REQUEST. Lines containing the word "style" are to be counted; state their number and nothing further.

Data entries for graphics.
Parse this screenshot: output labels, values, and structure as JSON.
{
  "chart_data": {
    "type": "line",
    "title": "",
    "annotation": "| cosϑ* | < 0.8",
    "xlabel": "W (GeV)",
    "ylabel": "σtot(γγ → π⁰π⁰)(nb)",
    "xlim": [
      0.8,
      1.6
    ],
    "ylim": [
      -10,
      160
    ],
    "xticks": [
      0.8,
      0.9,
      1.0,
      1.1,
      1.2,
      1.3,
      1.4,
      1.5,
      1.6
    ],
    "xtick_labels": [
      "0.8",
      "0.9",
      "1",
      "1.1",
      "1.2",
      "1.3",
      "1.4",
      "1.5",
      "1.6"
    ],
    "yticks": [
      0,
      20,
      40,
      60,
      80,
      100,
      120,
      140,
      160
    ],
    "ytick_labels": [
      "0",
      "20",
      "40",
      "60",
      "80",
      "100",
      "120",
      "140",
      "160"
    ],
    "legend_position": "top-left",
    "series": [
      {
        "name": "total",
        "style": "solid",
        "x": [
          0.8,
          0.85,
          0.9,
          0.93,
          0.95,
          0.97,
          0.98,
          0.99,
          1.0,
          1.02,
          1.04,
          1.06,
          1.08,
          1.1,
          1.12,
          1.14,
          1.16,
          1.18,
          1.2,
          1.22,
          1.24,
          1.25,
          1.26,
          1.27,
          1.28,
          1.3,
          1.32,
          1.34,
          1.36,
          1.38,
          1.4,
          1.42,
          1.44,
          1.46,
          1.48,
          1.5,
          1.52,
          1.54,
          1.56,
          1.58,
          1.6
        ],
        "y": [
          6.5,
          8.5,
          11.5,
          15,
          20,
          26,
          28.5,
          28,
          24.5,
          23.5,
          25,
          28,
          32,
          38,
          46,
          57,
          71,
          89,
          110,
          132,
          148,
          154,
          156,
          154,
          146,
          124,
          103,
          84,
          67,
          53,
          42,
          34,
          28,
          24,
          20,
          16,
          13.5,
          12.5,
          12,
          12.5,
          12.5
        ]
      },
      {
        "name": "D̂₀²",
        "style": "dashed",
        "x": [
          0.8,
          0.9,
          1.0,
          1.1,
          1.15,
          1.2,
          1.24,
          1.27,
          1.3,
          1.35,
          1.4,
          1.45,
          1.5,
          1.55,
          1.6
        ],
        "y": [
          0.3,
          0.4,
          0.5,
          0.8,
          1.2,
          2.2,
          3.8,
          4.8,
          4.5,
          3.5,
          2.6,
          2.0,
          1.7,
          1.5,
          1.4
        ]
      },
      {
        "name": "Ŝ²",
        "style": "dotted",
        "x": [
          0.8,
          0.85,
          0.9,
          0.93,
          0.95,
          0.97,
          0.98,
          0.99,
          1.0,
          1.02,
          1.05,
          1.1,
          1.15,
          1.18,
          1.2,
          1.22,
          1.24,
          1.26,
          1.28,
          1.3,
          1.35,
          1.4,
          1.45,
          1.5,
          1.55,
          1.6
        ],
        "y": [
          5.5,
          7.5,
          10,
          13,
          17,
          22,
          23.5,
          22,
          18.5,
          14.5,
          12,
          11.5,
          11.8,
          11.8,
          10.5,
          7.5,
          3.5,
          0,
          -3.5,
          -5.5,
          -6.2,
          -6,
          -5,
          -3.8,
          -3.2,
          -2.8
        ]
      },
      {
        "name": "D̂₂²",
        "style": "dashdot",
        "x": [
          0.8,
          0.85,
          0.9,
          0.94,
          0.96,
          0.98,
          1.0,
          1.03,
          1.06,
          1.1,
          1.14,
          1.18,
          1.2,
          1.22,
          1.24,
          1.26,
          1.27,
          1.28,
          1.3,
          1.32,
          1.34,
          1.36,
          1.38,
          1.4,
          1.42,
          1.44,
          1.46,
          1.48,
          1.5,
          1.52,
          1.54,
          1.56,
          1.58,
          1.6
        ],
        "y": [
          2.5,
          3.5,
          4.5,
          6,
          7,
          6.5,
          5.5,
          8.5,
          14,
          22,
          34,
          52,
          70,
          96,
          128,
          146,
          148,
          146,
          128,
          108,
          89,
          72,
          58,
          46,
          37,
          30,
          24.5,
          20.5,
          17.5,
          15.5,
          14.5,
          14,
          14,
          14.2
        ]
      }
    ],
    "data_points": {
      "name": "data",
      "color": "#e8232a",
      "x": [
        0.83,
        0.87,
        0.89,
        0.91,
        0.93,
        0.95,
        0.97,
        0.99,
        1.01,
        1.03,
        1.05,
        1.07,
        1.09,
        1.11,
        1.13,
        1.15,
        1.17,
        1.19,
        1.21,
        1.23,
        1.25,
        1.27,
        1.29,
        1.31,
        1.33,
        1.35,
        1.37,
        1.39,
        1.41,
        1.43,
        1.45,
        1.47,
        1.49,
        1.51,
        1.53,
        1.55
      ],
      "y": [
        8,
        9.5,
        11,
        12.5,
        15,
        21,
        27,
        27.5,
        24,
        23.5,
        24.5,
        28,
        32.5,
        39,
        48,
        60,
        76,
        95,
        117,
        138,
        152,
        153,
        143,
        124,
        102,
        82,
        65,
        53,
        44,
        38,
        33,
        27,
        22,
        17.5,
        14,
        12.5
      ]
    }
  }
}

ANSWER FOR THE TASK. 4